** Begin Entries supplied **

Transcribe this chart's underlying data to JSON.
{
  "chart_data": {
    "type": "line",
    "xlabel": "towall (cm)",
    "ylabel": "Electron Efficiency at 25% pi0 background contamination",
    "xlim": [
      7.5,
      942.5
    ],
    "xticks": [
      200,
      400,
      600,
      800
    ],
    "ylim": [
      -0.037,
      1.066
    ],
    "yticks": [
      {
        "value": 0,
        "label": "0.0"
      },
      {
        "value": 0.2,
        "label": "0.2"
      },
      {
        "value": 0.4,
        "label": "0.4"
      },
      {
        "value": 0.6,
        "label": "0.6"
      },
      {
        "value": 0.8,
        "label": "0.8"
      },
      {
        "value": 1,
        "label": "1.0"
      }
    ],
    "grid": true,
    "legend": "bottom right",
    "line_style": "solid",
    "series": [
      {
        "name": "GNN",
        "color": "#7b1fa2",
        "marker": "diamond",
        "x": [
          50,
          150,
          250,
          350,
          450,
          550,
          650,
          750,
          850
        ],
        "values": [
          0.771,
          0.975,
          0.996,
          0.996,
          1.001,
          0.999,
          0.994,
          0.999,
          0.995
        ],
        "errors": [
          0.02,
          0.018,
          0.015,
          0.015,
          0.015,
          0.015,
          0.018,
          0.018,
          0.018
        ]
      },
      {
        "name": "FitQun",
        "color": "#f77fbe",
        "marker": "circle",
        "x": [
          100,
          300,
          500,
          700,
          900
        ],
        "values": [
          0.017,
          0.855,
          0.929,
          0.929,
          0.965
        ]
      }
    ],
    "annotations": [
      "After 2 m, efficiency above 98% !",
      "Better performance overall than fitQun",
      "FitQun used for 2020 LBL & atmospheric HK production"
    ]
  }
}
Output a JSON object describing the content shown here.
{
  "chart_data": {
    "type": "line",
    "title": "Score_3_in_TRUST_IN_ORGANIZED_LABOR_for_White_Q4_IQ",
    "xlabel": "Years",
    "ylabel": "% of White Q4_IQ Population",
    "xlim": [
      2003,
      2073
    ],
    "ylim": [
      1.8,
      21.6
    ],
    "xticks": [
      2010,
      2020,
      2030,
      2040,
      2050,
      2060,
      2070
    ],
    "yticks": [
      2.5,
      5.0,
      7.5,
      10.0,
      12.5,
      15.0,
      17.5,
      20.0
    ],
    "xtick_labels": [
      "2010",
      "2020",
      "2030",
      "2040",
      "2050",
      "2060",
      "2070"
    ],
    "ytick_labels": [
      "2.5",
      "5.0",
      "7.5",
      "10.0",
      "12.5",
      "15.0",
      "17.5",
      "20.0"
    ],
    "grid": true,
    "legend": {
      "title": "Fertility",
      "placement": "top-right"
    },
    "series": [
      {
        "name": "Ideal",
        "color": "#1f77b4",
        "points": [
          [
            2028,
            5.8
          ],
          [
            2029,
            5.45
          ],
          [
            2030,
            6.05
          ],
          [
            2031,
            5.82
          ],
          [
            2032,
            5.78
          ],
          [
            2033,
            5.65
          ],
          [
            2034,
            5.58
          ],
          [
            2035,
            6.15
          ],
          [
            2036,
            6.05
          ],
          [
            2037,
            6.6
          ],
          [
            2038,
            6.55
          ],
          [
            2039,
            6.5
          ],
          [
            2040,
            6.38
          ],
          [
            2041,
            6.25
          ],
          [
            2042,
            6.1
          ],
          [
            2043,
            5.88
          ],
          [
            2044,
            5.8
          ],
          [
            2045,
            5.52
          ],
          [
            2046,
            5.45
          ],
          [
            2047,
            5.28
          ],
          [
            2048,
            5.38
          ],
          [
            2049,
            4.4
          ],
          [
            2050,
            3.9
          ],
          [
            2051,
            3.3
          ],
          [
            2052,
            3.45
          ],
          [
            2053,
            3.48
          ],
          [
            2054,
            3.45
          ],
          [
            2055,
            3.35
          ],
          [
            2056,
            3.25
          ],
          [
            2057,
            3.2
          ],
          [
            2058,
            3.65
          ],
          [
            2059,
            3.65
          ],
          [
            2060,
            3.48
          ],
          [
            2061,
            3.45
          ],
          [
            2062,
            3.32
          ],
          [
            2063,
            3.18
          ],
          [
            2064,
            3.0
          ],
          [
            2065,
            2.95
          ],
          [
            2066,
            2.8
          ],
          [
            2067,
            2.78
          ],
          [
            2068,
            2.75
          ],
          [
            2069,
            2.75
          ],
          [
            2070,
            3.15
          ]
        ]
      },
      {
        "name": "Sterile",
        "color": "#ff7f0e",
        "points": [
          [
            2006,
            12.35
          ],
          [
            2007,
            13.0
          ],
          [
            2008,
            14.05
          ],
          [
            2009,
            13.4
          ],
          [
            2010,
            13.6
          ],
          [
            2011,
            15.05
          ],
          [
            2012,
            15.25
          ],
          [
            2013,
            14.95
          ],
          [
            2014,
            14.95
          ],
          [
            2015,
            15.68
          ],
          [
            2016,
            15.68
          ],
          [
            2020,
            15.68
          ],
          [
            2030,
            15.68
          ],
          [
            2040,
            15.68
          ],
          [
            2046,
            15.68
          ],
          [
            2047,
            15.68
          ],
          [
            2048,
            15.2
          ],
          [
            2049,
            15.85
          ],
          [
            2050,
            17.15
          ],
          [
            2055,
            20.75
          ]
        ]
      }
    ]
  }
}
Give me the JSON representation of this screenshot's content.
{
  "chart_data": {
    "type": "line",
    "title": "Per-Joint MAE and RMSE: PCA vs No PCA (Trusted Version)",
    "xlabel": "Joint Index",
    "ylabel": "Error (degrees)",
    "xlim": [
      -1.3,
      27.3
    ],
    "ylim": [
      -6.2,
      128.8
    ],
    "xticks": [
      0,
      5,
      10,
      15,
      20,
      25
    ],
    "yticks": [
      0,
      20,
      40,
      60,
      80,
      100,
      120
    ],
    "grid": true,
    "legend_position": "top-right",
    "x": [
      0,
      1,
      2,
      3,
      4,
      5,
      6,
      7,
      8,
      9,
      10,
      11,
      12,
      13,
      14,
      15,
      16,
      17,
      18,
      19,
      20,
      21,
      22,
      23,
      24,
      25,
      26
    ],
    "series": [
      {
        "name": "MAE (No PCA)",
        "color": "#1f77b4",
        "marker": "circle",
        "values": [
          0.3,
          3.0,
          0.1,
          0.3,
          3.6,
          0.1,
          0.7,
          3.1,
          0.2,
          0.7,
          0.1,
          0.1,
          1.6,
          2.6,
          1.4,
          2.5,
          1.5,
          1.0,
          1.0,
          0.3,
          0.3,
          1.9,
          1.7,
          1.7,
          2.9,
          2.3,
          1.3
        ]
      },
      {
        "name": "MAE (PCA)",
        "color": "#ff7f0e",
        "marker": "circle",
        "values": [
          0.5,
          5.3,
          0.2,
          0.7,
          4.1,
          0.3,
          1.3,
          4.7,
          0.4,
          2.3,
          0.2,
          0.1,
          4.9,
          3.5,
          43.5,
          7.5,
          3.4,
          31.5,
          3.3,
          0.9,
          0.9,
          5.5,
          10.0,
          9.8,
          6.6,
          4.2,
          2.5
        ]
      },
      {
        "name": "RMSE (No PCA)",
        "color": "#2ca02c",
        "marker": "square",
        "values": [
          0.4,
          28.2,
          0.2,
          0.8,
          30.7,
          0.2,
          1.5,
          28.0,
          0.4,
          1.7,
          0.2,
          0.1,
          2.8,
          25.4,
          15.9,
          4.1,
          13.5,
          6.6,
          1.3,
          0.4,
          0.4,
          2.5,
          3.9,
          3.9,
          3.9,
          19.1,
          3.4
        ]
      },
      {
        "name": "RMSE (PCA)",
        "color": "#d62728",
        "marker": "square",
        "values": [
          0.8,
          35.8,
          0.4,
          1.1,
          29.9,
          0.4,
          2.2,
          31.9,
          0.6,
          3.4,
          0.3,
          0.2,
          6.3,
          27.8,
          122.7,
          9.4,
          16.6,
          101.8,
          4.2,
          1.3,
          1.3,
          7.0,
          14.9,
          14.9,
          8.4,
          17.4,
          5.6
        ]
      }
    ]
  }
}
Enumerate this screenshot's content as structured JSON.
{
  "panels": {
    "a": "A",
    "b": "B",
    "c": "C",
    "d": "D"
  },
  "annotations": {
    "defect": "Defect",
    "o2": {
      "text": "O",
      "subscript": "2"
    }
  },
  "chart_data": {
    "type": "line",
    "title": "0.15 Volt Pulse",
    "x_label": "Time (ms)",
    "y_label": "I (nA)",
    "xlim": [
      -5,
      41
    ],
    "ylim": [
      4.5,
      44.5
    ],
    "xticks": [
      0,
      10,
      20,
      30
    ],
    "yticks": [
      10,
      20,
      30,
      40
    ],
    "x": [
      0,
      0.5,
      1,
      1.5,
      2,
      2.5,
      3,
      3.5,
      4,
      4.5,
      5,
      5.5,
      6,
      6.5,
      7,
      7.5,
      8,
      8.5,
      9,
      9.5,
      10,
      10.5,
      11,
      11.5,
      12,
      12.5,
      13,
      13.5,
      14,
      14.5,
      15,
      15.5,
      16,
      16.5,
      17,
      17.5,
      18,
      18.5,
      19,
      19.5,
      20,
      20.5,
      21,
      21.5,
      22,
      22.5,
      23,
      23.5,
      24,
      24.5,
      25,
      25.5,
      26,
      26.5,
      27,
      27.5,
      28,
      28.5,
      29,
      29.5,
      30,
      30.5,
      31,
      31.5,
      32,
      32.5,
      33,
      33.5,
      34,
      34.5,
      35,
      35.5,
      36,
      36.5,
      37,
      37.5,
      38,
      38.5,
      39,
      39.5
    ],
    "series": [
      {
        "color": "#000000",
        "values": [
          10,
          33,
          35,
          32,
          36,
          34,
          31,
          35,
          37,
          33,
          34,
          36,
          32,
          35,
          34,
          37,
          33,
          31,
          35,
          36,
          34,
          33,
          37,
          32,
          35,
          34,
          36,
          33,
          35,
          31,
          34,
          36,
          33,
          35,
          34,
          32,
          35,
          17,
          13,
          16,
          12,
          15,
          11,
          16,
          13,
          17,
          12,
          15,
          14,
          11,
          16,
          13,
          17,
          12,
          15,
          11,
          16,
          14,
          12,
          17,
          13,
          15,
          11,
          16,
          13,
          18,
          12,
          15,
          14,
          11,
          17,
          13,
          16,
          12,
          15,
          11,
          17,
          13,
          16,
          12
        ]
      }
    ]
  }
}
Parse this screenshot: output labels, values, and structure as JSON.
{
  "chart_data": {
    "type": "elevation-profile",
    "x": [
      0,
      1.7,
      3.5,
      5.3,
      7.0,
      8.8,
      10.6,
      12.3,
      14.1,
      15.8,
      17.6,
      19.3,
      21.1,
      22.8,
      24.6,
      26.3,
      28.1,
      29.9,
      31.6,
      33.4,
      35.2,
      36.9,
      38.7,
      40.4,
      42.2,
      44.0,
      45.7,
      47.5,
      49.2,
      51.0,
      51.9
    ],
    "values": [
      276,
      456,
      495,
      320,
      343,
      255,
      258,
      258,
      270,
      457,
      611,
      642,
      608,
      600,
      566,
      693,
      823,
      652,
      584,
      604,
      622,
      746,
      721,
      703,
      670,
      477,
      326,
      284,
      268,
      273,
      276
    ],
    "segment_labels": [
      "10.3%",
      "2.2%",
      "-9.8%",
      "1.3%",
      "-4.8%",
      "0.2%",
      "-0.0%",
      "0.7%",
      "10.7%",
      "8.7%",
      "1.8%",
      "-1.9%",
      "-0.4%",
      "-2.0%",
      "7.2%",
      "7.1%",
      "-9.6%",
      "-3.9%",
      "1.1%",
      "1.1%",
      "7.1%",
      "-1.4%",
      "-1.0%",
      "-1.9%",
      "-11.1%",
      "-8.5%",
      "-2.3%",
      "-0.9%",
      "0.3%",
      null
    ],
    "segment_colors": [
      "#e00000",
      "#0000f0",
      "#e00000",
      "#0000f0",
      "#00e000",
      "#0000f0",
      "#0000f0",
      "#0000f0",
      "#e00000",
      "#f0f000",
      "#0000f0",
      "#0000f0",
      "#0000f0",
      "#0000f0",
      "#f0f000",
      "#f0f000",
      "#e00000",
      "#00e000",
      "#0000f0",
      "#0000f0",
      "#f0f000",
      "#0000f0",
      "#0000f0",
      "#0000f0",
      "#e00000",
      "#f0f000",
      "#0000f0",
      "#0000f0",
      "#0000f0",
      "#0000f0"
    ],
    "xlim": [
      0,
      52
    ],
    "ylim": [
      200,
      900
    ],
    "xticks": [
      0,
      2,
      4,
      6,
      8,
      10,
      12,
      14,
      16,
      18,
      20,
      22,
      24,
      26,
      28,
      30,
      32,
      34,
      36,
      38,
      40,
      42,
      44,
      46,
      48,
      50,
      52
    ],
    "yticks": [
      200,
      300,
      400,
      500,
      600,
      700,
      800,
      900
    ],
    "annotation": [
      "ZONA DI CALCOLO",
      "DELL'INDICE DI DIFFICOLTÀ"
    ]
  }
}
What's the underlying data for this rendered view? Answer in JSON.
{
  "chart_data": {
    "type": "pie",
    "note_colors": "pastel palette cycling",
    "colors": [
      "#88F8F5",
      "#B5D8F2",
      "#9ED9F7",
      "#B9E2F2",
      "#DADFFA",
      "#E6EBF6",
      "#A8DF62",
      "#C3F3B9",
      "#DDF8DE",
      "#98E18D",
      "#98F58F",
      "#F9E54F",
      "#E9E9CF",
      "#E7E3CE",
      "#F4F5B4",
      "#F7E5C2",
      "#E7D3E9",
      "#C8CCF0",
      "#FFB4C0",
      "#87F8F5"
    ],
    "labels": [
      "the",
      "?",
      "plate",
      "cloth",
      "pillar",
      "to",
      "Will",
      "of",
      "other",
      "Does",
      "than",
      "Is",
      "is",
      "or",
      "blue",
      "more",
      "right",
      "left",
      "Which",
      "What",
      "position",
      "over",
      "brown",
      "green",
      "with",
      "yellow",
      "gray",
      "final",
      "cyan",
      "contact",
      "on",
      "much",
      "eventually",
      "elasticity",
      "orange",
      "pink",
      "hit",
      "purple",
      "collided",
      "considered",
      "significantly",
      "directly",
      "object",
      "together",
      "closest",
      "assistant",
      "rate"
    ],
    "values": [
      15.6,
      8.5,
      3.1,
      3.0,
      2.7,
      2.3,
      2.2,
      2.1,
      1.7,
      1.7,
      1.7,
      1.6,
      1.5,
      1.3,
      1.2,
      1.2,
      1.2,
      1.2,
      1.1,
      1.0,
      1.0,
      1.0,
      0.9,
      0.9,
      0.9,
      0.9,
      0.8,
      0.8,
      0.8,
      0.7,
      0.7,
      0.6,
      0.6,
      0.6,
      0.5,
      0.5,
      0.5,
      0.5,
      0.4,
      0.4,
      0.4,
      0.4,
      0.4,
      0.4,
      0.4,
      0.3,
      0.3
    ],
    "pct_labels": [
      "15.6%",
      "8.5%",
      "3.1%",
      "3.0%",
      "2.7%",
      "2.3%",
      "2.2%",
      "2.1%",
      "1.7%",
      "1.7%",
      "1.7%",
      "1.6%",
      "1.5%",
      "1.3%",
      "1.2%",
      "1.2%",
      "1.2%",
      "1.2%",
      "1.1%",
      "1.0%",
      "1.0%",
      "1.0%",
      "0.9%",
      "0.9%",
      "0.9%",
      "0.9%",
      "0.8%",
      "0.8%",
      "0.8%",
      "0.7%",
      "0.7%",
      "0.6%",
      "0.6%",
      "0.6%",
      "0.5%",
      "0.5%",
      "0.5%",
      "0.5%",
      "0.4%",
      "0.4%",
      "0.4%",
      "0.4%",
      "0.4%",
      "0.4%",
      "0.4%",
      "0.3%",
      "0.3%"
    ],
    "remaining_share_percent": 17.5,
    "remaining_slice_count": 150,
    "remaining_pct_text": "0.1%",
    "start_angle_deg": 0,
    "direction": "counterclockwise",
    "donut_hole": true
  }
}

** End Entries supplied **

§ **Task prompt**
Scan the lines for the string "xlabel". Copy out each line that matches.

§ **Result of the exercise**
    "xlabel": "towall (cm)",
    "xlabel": "Years",
    "xlabel": "Joint Index",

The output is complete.